WHAT YOU WILL DO ::
Could the data below be copied out in full, word for word?

(Page records with their text)

*** Block opens ***

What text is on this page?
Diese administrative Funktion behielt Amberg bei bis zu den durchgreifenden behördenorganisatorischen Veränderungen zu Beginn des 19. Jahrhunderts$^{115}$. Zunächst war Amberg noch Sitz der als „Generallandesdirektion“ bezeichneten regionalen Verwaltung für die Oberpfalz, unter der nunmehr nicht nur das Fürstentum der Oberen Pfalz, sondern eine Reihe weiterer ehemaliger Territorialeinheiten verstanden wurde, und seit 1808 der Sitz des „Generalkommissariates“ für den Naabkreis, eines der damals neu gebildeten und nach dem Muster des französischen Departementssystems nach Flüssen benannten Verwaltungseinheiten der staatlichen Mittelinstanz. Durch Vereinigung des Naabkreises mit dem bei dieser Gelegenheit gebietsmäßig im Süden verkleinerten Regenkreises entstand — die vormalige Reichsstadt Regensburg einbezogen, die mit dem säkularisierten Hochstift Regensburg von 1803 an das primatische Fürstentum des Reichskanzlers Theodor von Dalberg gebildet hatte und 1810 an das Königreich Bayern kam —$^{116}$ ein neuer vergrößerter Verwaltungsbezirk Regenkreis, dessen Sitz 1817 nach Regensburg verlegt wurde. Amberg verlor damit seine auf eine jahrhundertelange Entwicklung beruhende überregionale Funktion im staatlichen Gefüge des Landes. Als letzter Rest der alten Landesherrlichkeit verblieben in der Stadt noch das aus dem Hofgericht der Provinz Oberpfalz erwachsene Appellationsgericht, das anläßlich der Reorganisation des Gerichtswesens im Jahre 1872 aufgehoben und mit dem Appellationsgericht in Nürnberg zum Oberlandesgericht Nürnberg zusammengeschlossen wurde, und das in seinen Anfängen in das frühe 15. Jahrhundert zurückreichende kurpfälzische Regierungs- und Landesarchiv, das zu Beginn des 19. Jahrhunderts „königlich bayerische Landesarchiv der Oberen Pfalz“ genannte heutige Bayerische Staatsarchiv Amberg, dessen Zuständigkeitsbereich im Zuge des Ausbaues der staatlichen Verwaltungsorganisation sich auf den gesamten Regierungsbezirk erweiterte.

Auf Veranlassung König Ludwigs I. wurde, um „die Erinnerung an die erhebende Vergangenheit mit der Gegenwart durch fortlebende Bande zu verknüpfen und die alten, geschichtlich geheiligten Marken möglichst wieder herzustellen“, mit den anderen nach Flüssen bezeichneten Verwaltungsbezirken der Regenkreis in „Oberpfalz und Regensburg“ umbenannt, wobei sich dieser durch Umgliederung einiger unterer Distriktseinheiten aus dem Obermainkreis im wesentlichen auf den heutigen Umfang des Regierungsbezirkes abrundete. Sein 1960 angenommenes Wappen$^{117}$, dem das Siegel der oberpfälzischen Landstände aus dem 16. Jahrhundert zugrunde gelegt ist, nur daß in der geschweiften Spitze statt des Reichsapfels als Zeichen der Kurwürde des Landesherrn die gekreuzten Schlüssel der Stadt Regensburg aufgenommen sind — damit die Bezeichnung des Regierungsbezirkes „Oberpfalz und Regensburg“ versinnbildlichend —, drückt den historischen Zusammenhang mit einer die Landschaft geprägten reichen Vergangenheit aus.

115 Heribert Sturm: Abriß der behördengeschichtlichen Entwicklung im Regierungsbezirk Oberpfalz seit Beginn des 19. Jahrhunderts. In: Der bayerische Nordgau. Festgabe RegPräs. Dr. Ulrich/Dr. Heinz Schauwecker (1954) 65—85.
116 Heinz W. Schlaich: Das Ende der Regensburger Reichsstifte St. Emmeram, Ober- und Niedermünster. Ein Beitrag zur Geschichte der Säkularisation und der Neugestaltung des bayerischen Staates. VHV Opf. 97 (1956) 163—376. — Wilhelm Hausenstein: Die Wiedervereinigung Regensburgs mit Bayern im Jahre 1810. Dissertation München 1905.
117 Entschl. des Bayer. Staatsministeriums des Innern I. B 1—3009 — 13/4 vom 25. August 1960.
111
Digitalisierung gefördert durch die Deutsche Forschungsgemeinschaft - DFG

*** Block closes ***

RESULT OF THIS EXERCISE ::
What text is on this page?
Diese administrative Funktion behielt Amberg bei bis zu den durchgreifenden behördenorganisatorischen Veränderungen zu Beginn des 19. Jahrhunderts$^{115}$. Zunächst war Amberg noch Sitz der als „Generallandesdirektion“ bezeichneten regionalen Verwaltung für die Oberpfalz, unter der nunmehr nicht nur das Fürstentum der Oberen Pfalz, sondern eine Reihe weiterer ehemaliger Territorialeinheiten verstanden wurde, und seit 1808 der Sitz des „Generalkommissariates“ für den Naabkreis, eines der damals neu gebildeten und nach dem Muster des französischen Departementssystems nach Flüssen benannten Verwaltungseinheiten der staatlichen Mittelinstanz. Durch Vereinigung des Naabkreises mit dem bei dieser Gelegenheit gebietsmäßig im Süden verkleinerten Regenkreises entstand — die vormalige Reichsstadt Regensburg einbezogen, die mit dem säkularisierten Hochstift Regensburg von 1803 an das primatische Fürstentum des Reichskanzlers Theodor von Dalberg gebildet hatte und 1810 an das Königreich Bayern kam —$^{116}$ ein neuer vergrößerter Verwaltungsbezirk Regenkreis, dessen Sitz 1817 nach Regensburg verlegt wurde. Amberg verlor damit seine auf eine jahrhundertelange Entwicklung beruhende überregionale Funktion im staatlichen Gefüge des Landes. Als letzter Rest der alten Landesherrlichkeit verblieben in der Stadt noch das aus dem Hofgericht der Provinz Oberpfalz erwachsene Appellationsgericht, das anläßlich der Reorganisation des Gerichtswesens im Jahre 1872 aufgehoben und mit dem Appellationsgericht in Nürnberg zum Oberlandesgericht Nürnberg zusammengeschlossen wurde, und das in seinen Anfängen in das frühe 15. Jahrhundert zurückreichende kurpfälzische Regierungs- und Landesarchiv, das zu Beginn des 19. Jahrhunderts „königlich bayerische Landesarchiv der Oberen Pfalz“ genannte heutige Bayerische Staatsarchiv Amberg, dessen Zuständigkeitsbereich im Zuge des Ausbaues der staatlichen Verwaltungsorganisation sich auf den gesamten Regierungsbezirk erweiterte.

Auf Veranlassung König Ludwigs I. wurde, um „die Erinnerung an die erhebende Vergangenheit mit der Gegenwart durch fortlebende Bande zu verknüpfen und die alten, geschichtlich geheiligten Marken möglichst wieder herzustellen“, mit den anderen nach Flüssen bezeichneten Verwaltungsbezirken der Regenkreis in „Oberpfalz und Regensburg“ umbenannt, wobei sich dieser durch Umgliederung einiger unterer Distriktseinheiten aus dem Obermainkreis im wesentlichen auf den heutigen Umfang des Regierungsbezirkes abrundete. Sein 1960 angenommenes Wappen$^{117}$, dem das Siegel der oberpfälzischen Landstände aus dem 16. Jahrhundert zugrunde gelegt ist, nur daß in der geschweiften Spitze statt des Reichsapfels als Zeichen der Kurwürde des Landesherrn die gekreuzten Schlüssel der Stadt Regensburg aufgenommen sind — damit die Bezeichnung des Regierungsbezirkes „Oberpfalz und Regensburg“ versinnbildlichend —, drückt den historischen Zusammenhang mit einer die Landschaft geprägten reichen Vergangenheit aus.

115 Heribert Sturm: Abriß der behördengeschichtlichen Entwicklung im Regierungsbezirk Oberpfalz seit Beginn des 19. Jahrhunderts. In: Der bayerische Nordgau. Festgabe RegPräs. Dr. Ulrich/Dr. Heinz Schauwecker (1954) 65—85.
116 Heinz W. Schlaich: Das Ende der Regensburger Reichsstifte St. Emmeram, Ober- und Niedermünster. Ein Beitrag zur Geschichte der Säkularisation und der Neugestaltung des bayerischen Staates. VHV Opf. 97 (1956) 163—376. — Wilhelm Hausenstein: Die Wiedervereinigung Regensburgs mit Bayern im Jahre 1810. Dissertation München 1905.
117 Entschl. des Bayer. Staatsministeriums des Innern I. B 1—3009 — 13/4 vom 25. August 1960.
111
Digitalisierung gefördert durch die Deutsche Forschungsgemeinschaft - DFG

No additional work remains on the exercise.